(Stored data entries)
# # #

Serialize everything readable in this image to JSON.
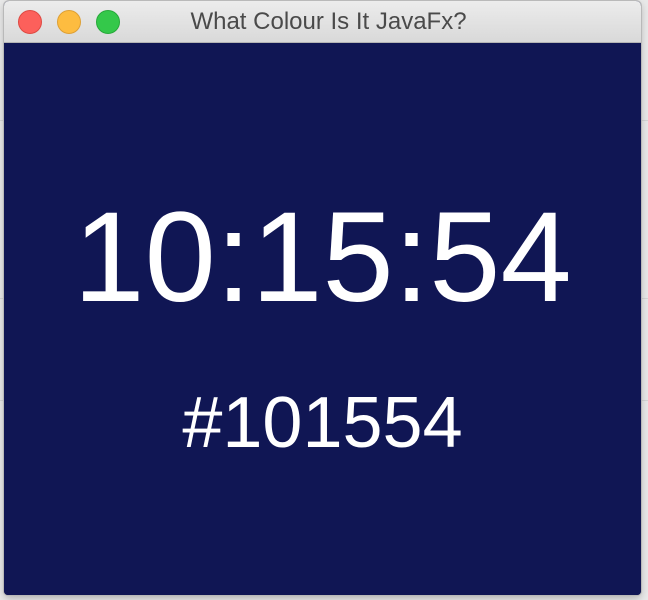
{
  "window": {
    "title": "What Colour Is It JavaFx?"
  },
  "clock": {
    "time": "10:15:54",
    "hex": "#101554"
  },
  "colors": {
    "background": "#101654",
    "text": "#ffffff"
  }
}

# # #

Problem to work on: Leave the images out, please, and restate each line word for word.

Result of this task:
Serialize everything readable in this image to JSON.
{
  "window": {
    "title": "What Colour Is It JavaFx?"
  },
  "clock": {
    "time": "10:15:54",
    "hex": "#101554"
  },
  "colors": {
    "background": "#101654",
    "text": "#ffffff"
  }
}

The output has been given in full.